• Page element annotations

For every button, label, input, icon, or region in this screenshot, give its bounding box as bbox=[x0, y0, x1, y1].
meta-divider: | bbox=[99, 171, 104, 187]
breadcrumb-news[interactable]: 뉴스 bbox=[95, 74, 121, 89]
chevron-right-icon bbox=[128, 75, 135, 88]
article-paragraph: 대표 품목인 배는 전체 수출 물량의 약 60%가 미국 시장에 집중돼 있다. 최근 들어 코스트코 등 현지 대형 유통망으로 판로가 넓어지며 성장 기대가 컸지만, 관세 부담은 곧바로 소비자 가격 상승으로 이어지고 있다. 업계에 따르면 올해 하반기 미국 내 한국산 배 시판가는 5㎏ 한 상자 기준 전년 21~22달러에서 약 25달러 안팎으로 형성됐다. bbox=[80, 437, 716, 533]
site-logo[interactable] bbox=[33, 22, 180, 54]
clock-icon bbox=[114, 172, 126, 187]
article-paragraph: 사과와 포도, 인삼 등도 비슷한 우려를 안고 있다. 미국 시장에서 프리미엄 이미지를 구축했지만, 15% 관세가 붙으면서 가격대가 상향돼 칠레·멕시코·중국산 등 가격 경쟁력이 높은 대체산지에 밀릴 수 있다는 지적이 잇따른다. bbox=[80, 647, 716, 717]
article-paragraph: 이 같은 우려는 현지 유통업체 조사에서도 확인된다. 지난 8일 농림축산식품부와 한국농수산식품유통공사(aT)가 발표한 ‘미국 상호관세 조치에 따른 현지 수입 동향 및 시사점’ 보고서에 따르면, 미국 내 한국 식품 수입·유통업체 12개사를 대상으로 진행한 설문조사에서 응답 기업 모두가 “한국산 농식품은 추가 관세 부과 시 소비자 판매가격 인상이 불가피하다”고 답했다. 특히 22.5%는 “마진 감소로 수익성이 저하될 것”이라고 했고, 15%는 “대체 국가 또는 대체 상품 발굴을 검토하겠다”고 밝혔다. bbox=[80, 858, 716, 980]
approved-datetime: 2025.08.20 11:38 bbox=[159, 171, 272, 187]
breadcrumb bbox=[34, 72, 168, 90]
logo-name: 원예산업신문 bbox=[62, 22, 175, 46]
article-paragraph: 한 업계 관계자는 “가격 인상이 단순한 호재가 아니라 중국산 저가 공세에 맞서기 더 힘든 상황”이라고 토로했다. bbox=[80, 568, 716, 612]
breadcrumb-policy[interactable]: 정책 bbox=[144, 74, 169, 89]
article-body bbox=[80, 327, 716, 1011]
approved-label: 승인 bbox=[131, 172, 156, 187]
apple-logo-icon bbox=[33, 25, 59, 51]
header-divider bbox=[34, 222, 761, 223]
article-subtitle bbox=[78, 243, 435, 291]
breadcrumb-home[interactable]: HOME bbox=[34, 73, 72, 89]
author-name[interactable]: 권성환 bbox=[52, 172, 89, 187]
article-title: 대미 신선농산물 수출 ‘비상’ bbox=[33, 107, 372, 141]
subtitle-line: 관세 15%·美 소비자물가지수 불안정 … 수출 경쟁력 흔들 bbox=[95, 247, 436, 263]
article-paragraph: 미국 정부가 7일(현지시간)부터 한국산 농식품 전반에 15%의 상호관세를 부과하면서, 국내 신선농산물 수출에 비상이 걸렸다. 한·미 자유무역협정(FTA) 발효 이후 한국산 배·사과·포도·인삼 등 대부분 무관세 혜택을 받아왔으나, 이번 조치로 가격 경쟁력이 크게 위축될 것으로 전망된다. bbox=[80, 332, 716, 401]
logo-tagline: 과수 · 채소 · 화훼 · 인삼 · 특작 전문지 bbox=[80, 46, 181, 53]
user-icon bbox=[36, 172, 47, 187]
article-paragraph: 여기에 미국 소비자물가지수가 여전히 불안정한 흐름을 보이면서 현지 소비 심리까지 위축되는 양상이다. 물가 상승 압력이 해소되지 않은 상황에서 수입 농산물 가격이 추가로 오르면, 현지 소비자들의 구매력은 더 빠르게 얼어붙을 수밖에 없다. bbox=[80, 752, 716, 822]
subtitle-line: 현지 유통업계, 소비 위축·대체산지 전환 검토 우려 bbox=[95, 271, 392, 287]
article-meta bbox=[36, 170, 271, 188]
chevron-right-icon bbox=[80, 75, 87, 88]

• What needs to be done
Which of the lines above contain the string "chevron"? Copy out each such line in full.

• Solution to this task
chevron-right-icon bbox=[128, 75, 135, 88]
chevron-right-icon bbox=[80, 75, 87, 88]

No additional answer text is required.